**STORED DATA:**
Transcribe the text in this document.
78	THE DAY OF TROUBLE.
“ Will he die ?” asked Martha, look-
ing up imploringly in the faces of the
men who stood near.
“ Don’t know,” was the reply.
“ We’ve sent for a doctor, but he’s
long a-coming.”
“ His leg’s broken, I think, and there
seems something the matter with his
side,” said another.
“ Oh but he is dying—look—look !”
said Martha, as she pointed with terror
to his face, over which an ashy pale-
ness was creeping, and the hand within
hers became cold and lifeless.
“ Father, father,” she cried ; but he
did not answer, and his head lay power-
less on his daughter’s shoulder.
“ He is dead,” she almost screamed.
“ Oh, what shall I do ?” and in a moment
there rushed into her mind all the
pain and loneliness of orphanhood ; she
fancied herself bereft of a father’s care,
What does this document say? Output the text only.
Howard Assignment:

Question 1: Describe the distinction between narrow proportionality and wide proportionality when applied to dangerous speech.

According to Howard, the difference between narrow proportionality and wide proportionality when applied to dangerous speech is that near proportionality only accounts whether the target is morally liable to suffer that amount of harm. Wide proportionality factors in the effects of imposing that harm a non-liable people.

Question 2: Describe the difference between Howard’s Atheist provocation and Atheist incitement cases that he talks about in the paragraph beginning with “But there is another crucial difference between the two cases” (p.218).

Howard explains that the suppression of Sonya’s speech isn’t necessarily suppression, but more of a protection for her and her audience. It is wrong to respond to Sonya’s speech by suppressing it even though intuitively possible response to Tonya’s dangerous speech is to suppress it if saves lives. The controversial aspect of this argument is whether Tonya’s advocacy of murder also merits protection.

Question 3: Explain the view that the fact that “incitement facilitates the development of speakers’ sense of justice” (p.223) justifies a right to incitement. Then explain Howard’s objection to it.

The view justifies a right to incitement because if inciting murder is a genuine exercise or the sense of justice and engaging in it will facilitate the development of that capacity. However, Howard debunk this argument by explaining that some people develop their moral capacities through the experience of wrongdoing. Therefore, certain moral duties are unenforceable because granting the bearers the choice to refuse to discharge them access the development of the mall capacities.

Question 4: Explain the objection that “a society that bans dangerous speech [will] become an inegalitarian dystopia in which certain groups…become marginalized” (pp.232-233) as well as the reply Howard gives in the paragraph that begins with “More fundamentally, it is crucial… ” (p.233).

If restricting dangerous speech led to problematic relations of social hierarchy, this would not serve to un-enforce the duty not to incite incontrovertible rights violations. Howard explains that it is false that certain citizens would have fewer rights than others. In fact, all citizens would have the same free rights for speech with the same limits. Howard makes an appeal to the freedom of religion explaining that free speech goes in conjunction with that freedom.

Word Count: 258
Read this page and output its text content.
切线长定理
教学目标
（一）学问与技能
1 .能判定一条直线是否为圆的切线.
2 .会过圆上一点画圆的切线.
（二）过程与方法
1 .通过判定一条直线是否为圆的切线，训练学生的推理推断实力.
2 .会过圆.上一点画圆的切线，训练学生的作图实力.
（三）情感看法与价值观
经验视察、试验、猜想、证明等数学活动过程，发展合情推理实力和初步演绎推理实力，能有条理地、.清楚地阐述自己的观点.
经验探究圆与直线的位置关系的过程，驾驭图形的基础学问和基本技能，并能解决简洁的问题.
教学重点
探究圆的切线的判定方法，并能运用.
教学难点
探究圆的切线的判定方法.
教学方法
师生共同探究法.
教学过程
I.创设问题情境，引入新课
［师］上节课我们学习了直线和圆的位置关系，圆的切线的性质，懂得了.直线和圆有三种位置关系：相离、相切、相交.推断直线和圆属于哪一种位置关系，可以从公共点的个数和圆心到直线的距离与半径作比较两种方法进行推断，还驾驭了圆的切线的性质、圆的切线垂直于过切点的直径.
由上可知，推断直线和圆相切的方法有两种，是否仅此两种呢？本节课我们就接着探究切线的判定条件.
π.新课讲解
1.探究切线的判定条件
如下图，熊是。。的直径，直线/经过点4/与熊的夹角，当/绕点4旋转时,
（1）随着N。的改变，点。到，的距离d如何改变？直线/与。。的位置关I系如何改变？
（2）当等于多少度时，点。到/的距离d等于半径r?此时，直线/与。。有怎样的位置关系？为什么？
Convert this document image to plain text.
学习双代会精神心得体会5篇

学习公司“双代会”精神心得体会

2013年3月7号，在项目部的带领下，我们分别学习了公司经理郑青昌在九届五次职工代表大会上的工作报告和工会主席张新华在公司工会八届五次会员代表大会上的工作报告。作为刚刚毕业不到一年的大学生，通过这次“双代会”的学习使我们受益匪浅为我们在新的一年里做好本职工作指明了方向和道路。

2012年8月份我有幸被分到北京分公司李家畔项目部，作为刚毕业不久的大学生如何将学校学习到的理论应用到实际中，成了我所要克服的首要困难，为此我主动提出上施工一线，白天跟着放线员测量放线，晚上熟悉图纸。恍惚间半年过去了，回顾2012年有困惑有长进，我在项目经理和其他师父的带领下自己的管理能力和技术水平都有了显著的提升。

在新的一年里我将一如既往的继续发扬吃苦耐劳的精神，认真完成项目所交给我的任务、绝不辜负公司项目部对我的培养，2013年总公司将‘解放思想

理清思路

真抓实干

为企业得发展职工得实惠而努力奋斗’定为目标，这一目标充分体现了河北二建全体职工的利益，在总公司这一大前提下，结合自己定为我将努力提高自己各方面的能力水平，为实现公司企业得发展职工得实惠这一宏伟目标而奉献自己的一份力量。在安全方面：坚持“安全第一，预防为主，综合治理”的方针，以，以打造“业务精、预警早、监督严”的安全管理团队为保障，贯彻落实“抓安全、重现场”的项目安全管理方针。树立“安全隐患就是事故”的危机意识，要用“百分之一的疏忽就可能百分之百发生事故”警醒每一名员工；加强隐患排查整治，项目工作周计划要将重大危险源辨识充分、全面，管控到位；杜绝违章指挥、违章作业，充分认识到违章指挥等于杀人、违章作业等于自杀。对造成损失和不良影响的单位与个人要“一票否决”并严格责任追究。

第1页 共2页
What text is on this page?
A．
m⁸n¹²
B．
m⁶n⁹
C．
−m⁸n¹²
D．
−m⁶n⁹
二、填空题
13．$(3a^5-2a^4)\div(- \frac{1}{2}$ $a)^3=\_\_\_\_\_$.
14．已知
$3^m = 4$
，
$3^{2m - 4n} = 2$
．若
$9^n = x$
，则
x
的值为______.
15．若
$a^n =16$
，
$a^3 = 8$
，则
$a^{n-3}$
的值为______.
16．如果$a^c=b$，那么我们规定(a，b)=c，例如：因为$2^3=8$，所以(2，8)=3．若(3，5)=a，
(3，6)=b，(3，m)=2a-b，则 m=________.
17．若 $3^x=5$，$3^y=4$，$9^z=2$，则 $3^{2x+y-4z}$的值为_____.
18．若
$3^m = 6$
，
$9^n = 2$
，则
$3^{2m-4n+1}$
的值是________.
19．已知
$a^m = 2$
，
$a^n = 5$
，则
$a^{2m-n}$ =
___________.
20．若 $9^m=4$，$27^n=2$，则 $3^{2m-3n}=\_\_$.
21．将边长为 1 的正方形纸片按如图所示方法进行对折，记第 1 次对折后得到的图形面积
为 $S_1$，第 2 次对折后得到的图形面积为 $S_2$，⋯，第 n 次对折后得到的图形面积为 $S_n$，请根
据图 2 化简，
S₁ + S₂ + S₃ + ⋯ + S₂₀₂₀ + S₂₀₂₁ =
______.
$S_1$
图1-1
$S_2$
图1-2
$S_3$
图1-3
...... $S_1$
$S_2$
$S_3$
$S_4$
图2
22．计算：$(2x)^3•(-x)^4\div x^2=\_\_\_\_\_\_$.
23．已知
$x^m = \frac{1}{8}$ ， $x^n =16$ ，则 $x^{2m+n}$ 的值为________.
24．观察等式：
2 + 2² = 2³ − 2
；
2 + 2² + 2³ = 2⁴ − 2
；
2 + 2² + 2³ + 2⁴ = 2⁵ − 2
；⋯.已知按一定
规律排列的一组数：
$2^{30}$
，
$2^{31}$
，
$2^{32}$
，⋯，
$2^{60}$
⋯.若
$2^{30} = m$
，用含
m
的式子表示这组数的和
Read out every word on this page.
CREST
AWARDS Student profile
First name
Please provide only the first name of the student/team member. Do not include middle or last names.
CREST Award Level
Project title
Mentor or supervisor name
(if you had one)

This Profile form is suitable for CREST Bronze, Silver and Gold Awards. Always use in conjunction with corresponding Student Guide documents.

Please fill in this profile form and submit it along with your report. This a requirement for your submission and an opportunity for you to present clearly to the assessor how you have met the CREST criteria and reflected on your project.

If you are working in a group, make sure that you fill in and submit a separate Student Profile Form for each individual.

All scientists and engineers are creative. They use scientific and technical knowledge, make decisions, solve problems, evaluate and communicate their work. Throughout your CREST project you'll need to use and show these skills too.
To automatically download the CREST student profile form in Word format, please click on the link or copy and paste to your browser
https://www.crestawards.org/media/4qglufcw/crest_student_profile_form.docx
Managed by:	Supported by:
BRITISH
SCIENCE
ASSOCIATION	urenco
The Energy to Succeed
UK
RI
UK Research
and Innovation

**REQUIRED TASK:** Count every line of the material above that holds the string "when", then state only the total.

**RESULT OF THE TASK:** 2